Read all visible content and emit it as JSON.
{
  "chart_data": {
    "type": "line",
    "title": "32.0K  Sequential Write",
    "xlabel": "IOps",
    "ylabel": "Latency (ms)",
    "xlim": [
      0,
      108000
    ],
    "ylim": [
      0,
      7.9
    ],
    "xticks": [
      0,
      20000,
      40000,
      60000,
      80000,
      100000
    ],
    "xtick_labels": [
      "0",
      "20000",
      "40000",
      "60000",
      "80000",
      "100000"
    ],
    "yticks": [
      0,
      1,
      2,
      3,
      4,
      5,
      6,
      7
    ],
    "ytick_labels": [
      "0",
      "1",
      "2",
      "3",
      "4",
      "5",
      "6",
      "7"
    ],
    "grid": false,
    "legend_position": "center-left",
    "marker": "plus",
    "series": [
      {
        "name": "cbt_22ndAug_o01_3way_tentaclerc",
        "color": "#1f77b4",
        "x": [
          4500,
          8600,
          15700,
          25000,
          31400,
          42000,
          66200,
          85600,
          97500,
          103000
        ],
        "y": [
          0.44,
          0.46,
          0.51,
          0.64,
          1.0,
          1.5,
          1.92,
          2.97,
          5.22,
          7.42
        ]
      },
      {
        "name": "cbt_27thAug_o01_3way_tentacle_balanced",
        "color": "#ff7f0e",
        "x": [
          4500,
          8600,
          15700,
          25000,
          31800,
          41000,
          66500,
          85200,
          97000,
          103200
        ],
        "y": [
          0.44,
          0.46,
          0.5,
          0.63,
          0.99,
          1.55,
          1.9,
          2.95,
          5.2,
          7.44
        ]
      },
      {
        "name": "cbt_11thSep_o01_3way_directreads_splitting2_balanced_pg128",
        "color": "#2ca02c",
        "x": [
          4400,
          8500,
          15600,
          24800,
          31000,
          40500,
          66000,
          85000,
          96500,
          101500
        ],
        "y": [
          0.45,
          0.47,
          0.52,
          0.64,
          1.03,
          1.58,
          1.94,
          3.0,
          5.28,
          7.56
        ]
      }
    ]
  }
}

OBJECTIVE: Repeat the records above in full, character for character.

EXERCISE SOLUTION:
Read all visible content and emit it as JSON.
{
  "chart_data": {
    "type": "line",
    "title": "32.0K  Sequential Write",
    "xlabel": "IOps",
    "ylabel": "Latency (ms)",
    "xlim": [
      0,
      108000
    ],
    "ylim": [
      0,
      7.9
    ],
    "xticks": [
      0,
      20000,
      40000,
      60000,
      80000,
      100000
    ],
    "xtick_labels": [
      "0",
      "20000",
      "40000",
      "60000",
      "80000",
      "100000"
    ],
    "yticks": [
      0,
      1,
      2,
      3,
      4,
      5,
      6,
      7
    ],
    "ytick_labels": [
      "0",
      "1",
      "2",
      "3",
      "4",
      "5",
      "6",
      "7"
    ],
    "grid": false,
    "legend_position": "center-left",
    "marker": "plus",
    "series": [
      {
        "name": "cbt_22ndAug_o01_3way_tentaclerc",
        "color": "#1f77b4",
        "x": [
          4500,
          8600,
          15700,
          25000,
          31400,
          42000,
          66200,
          85600,
          97500,
          103000
        ],
        "y": [
          0.44,
          0.46,
          0.51,
          0.64,
          1.0,
          1.5,
          1.92,
          2.97,
          5.22,
          7.42
        ]
      },
      {
        "name": "cbt_27thAug_o01_3way_tentacle_balanced",
        "color": "#ff7f0e",
        "x": [
          4500,
          8600,
          15700,
          25000,
          31800,
          41000,
          66500,
          85200,
          97000,
          103200
        ],
        "y": [
          0.44,
          0.46,
          0.5,
          0.63,
          0.99,
          1.55,
          1.9,
          2.95,
          5.2,
          7.44
        ]
      },
      {
        "name": "cbt_11thSep_o01_3way_directreads_splitting2_balanced_pg128",
        "color": "#2ca02c",
        "x": [
          4400,
          8500,
          15600,
          24800,
          31000,
          40500,
          66000,
          85000,
          96500,
          101500
        ],
        "y": [
          0.45,
          0.47,
          0.52,
          0.64,
          1.03,
          1.58,
          1.94,
          3.0,
          5.28,
          7.56
        ]
      }
    ]
  }
}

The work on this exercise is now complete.